Challenge:
Rewrite everything from the line containing "hint-item: ● The" down to the line containing "registration-mark-bottom-left (88, 1225, 134, 1271)", changing "top-left" to "upper-left" and leaving all else unchanged.

BEGIN Input material

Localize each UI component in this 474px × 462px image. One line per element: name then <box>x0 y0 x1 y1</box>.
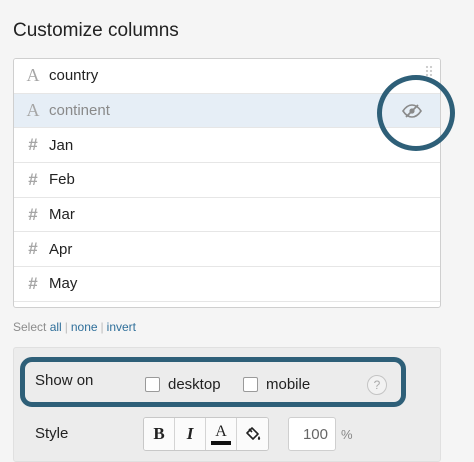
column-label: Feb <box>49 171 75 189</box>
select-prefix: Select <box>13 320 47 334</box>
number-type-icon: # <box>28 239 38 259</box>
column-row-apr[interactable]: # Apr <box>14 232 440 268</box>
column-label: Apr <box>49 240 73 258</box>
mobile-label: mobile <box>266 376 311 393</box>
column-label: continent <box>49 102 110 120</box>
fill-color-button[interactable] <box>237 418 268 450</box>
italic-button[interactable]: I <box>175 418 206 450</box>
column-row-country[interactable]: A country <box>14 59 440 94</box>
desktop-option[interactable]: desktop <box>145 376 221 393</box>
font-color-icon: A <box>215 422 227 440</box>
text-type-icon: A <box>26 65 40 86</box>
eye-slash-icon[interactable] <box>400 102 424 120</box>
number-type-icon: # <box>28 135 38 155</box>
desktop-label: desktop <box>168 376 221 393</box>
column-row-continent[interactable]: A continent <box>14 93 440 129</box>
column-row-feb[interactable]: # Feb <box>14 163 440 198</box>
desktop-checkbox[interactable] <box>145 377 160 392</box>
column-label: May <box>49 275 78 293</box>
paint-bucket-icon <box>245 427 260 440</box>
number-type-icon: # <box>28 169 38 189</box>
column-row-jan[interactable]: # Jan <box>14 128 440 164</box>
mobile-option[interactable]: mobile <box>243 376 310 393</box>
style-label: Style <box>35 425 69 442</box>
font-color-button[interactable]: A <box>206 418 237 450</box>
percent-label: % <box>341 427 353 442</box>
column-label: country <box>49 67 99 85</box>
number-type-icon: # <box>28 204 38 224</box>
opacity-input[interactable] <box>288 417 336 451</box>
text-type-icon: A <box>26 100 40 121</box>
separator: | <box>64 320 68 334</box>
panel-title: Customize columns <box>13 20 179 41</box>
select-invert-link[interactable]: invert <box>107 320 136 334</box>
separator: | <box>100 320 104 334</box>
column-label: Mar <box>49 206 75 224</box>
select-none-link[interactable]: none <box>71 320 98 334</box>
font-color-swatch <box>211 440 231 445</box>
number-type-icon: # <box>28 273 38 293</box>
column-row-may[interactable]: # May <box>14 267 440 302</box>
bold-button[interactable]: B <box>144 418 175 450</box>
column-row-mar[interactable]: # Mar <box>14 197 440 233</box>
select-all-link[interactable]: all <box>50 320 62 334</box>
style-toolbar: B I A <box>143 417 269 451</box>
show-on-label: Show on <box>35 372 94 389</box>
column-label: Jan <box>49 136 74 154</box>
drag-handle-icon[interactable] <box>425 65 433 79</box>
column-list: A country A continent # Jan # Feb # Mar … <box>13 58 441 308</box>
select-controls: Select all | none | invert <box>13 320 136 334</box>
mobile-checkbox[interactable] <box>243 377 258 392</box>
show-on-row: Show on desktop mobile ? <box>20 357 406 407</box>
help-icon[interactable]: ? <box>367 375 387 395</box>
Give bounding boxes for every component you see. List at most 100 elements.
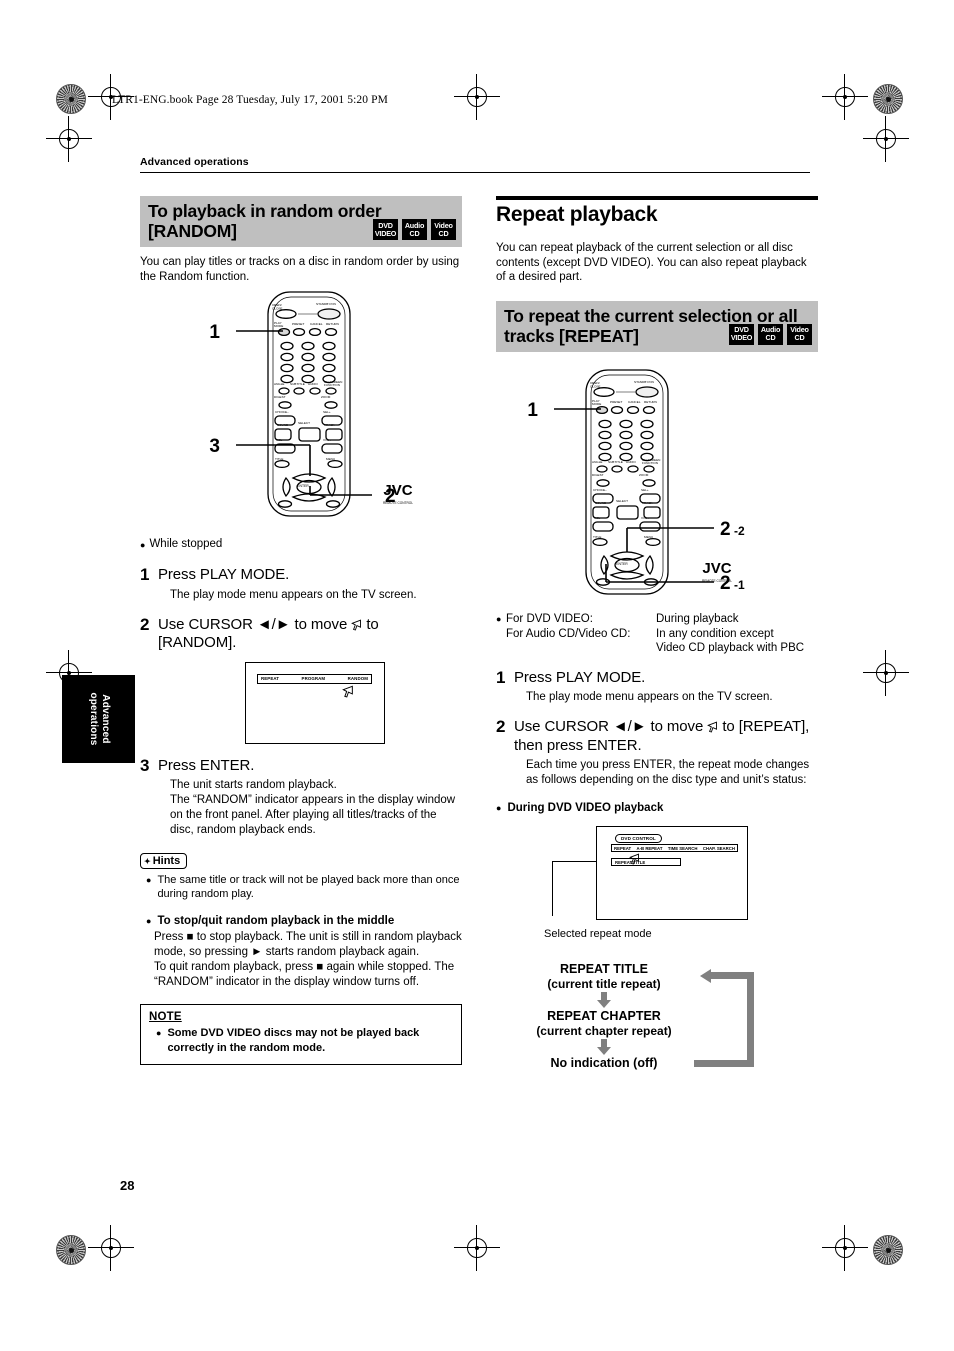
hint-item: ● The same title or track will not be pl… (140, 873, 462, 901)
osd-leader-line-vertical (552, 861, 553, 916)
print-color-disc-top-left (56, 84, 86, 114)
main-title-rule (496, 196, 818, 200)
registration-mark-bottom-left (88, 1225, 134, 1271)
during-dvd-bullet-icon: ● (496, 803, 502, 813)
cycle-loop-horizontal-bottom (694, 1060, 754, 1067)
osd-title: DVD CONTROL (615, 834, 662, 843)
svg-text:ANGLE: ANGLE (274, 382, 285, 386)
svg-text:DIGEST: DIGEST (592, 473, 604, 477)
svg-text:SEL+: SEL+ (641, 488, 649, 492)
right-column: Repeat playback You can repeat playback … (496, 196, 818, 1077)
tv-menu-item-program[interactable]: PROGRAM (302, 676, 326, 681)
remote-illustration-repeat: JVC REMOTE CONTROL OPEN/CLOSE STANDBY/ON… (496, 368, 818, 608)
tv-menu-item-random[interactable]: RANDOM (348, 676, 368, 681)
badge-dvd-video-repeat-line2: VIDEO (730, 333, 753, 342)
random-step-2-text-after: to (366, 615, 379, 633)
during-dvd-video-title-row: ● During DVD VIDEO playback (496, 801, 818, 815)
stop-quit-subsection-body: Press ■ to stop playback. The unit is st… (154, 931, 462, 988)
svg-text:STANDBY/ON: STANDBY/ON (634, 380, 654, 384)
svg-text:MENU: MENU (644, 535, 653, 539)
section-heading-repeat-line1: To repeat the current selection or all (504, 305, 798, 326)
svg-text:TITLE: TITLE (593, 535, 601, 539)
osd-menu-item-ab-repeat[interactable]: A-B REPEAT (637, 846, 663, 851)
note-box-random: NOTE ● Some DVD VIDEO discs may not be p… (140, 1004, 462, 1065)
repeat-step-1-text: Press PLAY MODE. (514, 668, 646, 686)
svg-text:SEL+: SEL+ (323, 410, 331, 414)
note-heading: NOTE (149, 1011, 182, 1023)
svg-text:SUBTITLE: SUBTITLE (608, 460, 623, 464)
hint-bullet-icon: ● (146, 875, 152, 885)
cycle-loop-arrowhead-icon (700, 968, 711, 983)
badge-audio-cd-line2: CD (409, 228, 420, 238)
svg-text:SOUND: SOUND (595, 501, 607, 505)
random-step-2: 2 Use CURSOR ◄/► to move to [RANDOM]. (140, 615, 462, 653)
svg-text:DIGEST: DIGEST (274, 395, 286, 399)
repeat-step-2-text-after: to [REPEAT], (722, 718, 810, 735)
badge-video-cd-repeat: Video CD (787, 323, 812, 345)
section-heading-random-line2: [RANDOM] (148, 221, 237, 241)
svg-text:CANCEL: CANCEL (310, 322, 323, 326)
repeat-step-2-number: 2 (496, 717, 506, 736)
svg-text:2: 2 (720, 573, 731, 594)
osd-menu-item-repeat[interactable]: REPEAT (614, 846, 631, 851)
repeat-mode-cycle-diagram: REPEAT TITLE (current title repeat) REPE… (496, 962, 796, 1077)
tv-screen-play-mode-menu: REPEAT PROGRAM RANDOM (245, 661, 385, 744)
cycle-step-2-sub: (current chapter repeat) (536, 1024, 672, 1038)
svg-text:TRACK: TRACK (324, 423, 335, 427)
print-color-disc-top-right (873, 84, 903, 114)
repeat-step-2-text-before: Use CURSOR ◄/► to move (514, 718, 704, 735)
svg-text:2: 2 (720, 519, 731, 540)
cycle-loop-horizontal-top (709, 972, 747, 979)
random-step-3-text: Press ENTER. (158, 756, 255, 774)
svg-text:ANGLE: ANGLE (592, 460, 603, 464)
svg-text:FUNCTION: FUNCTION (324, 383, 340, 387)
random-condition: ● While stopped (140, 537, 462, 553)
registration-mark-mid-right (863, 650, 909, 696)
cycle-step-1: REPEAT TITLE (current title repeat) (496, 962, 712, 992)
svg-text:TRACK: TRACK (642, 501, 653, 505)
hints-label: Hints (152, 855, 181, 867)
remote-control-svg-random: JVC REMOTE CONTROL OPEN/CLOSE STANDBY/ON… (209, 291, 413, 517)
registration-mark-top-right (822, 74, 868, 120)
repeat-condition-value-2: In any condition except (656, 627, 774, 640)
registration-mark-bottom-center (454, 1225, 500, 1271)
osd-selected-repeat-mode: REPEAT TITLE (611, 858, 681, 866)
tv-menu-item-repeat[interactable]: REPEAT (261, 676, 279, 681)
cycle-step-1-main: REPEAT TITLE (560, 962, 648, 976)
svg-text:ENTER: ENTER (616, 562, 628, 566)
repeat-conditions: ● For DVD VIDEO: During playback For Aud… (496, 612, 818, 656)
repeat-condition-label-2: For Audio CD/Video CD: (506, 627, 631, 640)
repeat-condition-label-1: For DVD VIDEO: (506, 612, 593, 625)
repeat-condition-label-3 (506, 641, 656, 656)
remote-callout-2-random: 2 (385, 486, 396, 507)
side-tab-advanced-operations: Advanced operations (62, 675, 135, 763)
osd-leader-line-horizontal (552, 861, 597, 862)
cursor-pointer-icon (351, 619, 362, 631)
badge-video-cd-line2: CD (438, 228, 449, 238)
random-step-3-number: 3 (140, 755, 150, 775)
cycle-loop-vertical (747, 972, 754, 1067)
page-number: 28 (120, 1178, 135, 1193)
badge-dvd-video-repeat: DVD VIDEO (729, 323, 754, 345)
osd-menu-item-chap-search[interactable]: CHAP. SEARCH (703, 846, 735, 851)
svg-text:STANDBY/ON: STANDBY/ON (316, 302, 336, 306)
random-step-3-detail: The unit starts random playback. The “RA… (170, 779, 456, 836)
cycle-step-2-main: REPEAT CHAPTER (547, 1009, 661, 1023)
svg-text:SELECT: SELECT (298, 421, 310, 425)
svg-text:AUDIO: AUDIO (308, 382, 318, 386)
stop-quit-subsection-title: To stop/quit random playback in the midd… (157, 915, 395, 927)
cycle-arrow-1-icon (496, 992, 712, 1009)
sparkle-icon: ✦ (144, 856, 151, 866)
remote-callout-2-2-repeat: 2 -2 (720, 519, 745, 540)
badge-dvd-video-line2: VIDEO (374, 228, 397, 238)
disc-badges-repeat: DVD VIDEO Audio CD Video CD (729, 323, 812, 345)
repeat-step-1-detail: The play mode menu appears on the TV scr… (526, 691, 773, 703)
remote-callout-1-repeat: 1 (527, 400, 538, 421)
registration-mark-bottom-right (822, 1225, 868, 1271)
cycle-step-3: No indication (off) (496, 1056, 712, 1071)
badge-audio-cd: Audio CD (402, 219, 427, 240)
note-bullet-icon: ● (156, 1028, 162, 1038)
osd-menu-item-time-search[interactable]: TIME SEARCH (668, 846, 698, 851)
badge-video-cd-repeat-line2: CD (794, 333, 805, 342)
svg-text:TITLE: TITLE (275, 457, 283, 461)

END Input material

Solution for this exercise:
hint-item: ● The same title or track will not be pl… (140, 873, 462, 901)
osd-leader-line-vertical (552, 861, 553, 916)
print-color-disc-upper-left (56, 84, 86, 114)
main-title-rule (496, 196, 818, 200)
registration-mark-bottom-left (88, 1225, 134, 1271)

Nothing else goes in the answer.